=== DATA ENTRIES ===

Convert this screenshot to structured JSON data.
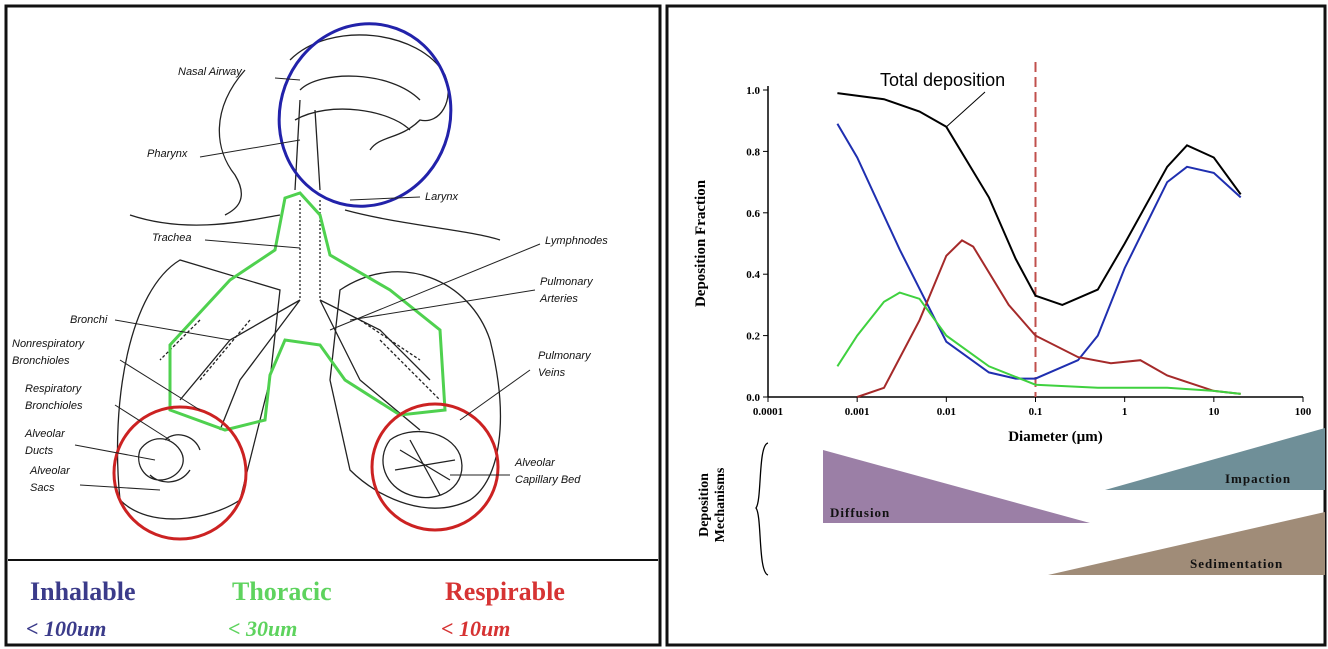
{
  "diagram": {
    "labels": [
      {
        "lines": [
          "Nasal Airway"
        ]
      },
      {
        "lines": [
          "Pharynx"
        ]
      },
      {
        "lines": [
          "Larynx"
        ]
      },
      {
        "lines": [
          "Trachea"
        ]
      },
      {
        "lines": [
          "Lymphnodes"
        ]
      },
      {
        "lines": [
          "Pulmonary",
          "Arteries"
        ]
      },
      {
        "lines": [
          "Bronchi"
        ]
      },
      {
        "lines": [
          "Nonrespiratory",
          "Bronchioles"
        ]
      },
      {
        "lines": [
          "Respiratory",
          "Bronchioles"
        ]
      },
      {
        "lines": [
          "Pulmonary",
          "Veins"
        ]
      },
      {
        "lines": [
          "Alveolar",
          "Ducts"
        ]
      },
      {
        "lines": [
          "Alveolar",
          "Sacs"
        ]
      },
      {
        "lines": [
          "Alveolar",
          "Capillary Bed"
        ]
      }
    ],
    "fractions": [
      {
        "name": "Inhalable",
        "size": "< 100um",
        "color": "#3b3b8a"
      },
      {
        "name": "Thoracic",
        "size": "< 30um",
        "color": "#5ed35e"
      },
      {
        "name": "Respirable",
        "size": "< 10um",
        "color": "#d63333"
      }
    ]
  },
  "chart_data": {
    "type": "line",
    "x_label": "Diameter (µm)",
    "y_label": "Deposition Fraction",
    "log_x": true,
    "xlim": [
      0.0001,
      100
    ],
    "xticks": [
      0.0001,
      0.001,
      0.01,
      0.1,
      1,
      10,
      100
    ],
    "ylim": [
      0,
      1
    ],
    "yticks": [
      {
        "value": 0,
        "label": "0.0"
      },
      {
        "value": 0.2,
        "label": "0.2"
      },
      {
        "value": 0.4,
        "label": "0.4"
      },
      {
        "value": 0.6,
        "label": "0.6"
      },
      {
        "value": 0.8,
        "label": "0.8"
      },
      {
        "value": 1,
        "label": "1.0"
      }
    ],
    "reference_x": 0.1,
    "reference_color": "#c0504d",
    "series": [
      {
        "name": "Total deposition",
        "color": "#000000",
        "x": [
          0.0006,
          0.002,
          0.005,
          0.01,
          0.03,
          0.06,
          0.1,
          0.2,
          0.5,
          1,
          3,
          5,
          10,
          20
        ],
        "values": [
          0.99,
          0.97,
          0.93,
          0.88,
          0.65,
          0.45,
          0.33,
          0.3,
          0.35,
          0.5,
          0.75,
          0.82,
          0.78,
          0.66
        ]
      },
      {
        "color": "#1f2fb0",
        "x": [
          0.0006,
          0.001,
          0.003,
          0.01,
          0.03,
          0.06,
          0.1,
          0.3,
          0.5,
          1,
          3,
          5,
          10,
          20
        ],
        "values": [
          0.89,
          0.78,
          0.48,
          0.18,
          0.08,
          0.06,
          0.06,
          0.12,
          0.2,
          0.42,
          0.7,
          0.75,
          0.73,
          0.65
        ]
      },
      {
        "color": "#a52a2a",
        "x": [
          0.001,
          0.002,
          0.005,
          0.01,
          0.015,
          0.02,
          0.05,
          0.1,
          0.3,
          0.7,
          1.5,
          3,
          10,
          20
        ],
        "values": [
          0,
          0.03,
          0.25,
          0.46,
          0.51,
          0.49,
          0.3,
          0.2,
          0.13,
          0.11,
          0.12,
          0.07,
          0.02,
          0.01
        ]
      },
      {
        "color": "#3fd13f",
        "x": [
          0.0006,
          0.001,
          0.002,
          0.003,
          0.005,
          0.01,
          0.03,
          0.1,
          0.5,
          3,
          10,
          20
        ],
        "values": [
          0.1,
          0.2,
          0.31,
          0.34,
          0.32,
          0.2,
          0.1,
          0.04,
          0.03,
          0.03,
          0.02,
          0.01
        ]
      }
    ],
    "mechanisms": {
      "title": [
        "Deposition",
        "Mechanisms"
      ],
      "items": [
        {
          "label": "Diffusion",
          "color": "#9b7fa6"
        },
        {
          "label": "Impaction",
          "color": "#6f8f98"
        },
        {
          "label": "Sedimentation",
          "color": "#a08c78"
        }
      ]
    }
  }
}
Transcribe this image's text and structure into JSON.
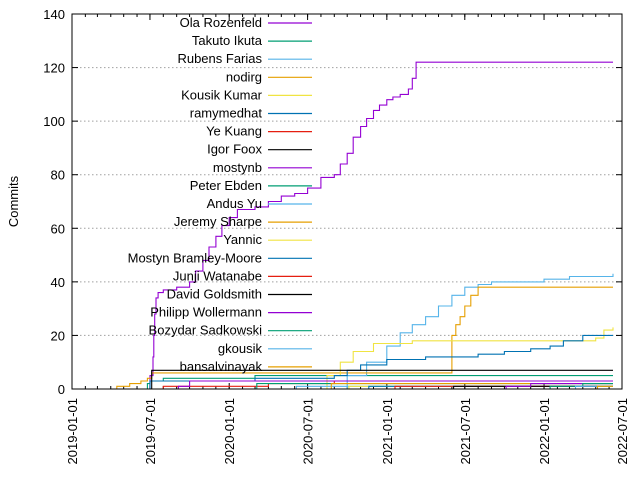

===

- SHORT PROBLEM -
Say the number of lines in the records above that include the string "name", and no more.

- FINISHED TASK -
4